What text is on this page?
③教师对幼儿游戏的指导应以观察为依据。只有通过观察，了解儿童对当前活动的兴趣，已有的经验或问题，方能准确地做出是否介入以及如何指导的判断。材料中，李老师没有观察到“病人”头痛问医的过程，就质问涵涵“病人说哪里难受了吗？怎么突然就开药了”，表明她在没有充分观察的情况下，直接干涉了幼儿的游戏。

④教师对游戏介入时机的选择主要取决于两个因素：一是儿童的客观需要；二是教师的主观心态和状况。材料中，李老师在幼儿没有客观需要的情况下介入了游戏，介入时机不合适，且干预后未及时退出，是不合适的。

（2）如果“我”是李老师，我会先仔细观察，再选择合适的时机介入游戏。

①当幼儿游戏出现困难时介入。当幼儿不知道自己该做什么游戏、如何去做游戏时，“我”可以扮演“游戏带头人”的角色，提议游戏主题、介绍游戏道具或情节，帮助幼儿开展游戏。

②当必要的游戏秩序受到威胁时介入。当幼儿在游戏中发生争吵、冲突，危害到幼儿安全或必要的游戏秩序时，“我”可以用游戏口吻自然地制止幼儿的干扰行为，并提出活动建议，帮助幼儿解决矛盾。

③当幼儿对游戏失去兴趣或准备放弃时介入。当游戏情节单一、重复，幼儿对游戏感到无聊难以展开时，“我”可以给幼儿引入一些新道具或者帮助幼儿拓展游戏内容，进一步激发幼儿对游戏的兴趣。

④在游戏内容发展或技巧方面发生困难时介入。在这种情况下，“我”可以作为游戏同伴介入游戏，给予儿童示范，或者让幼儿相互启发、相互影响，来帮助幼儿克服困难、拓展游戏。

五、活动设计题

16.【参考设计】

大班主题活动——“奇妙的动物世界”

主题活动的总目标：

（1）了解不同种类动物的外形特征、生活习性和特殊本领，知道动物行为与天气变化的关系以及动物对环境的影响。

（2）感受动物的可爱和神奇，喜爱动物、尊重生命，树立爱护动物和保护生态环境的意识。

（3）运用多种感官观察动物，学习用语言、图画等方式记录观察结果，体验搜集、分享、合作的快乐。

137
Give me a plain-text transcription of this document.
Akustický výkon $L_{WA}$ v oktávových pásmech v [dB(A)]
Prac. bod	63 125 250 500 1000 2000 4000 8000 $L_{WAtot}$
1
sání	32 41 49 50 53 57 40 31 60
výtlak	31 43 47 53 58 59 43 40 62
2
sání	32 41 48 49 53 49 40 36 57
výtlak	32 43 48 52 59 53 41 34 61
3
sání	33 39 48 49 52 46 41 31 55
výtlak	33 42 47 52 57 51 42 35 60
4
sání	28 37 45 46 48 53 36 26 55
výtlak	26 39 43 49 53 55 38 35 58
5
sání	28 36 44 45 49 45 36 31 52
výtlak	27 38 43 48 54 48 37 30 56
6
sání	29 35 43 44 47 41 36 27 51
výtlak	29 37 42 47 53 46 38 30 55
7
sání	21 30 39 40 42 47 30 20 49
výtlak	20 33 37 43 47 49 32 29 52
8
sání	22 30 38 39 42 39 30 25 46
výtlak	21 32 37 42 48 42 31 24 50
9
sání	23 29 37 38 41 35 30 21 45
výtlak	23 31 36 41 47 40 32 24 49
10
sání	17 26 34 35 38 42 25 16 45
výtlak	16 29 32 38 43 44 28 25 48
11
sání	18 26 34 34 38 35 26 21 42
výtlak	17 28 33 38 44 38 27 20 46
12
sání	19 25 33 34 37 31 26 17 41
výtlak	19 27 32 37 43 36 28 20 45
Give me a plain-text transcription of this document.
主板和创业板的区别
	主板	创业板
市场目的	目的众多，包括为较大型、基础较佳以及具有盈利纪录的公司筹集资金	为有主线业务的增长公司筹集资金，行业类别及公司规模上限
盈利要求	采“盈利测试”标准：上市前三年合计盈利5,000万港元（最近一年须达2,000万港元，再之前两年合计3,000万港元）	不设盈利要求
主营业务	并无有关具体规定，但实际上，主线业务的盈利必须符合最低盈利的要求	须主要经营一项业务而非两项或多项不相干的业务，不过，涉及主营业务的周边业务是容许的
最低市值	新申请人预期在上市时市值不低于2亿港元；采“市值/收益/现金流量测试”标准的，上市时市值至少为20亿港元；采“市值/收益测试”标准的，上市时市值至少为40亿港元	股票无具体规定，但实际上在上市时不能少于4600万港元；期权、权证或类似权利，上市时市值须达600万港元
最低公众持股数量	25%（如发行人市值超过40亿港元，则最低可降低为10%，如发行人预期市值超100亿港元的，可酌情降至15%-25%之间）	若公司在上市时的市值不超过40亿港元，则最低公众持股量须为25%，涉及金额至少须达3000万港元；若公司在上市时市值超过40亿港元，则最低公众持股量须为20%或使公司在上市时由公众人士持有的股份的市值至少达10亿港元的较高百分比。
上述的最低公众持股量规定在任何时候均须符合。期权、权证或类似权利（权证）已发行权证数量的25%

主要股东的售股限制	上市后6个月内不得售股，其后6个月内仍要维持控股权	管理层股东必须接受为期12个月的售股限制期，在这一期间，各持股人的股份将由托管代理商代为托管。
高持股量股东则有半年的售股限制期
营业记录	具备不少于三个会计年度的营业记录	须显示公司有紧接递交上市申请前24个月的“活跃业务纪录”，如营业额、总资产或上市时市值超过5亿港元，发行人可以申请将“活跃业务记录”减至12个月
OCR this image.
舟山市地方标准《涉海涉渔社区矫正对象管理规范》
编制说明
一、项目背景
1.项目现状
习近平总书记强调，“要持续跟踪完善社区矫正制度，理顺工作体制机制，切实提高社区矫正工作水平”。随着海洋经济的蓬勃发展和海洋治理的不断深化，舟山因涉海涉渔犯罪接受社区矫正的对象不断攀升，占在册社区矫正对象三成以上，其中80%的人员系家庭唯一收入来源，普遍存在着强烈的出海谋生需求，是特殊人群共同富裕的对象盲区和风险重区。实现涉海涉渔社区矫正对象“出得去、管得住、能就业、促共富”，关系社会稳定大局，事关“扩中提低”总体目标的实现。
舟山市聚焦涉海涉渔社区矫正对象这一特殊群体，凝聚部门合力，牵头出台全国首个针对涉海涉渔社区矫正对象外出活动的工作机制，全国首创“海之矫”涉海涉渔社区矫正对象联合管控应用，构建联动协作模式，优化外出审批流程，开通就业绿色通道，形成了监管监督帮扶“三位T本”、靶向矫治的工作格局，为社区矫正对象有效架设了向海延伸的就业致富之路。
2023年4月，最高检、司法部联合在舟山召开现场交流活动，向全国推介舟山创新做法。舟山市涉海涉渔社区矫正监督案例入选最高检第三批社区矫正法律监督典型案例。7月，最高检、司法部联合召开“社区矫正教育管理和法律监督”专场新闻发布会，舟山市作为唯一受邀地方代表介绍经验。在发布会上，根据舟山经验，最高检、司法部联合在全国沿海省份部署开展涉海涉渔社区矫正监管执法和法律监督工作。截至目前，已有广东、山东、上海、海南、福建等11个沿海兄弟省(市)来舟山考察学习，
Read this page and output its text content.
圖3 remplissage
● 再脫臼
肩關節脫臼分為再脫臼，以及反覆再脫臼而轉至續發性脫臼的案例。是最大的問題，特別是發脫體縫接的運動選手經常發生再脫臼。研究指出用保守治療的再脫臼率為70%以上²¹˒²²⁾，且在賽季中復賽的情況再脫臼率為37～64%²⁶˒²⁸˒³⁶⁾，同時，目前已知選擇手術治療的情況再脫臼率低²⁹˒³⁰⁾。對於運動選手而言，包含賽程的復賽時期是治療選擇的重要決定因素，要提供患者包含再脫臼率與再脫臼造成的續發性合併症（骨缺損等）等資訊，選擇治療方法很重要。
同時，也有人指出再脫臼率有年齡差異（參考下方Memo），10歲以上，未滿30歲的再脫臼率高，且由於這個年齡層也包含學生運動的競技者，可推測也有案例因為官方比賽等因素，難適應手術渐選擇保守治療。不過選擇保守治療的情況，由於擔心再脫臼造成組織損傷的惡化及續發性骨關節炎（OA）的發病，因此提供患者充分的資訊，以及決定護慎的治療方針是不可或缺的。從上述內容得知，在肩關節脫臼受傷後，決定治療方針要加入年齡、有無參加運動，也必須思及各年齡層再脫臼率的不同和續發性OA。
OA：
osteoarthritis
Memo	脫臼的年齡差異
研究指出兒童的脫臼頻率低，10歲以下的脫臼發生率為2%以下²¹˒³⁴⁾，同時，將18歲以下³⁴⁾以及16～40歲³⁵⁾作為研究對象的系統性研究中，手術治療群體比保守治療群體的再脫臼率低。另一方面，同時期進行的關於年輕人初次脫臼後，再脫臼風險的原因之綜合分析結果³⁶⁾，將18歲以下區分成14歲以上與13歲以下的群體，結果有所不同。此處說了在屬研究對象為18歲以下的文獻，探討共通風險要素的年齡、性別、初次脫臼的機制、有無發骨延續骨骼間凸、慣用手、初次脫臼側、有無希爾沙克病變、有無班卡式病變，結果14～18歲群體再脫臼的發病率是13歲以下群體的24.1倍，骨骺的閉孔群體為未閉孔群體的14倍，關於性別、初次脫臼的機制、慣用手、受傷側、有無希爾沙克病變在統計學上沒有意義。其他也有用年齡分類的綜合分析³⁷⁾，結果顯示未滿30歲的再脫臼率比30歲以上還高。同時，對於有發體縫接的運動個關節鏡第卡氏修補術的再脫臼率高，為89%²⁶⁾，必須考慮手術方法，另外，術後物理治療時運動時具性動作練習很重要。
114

+ + + +

**Objective:**
From the records above, pick out and copy each line holding the word "this".

**The output:**
What text is on this page?
Give me a plain-text transcription of this document.
Give me a plain-text transcription of this document.
OCR this image.
Read this page and output its text content.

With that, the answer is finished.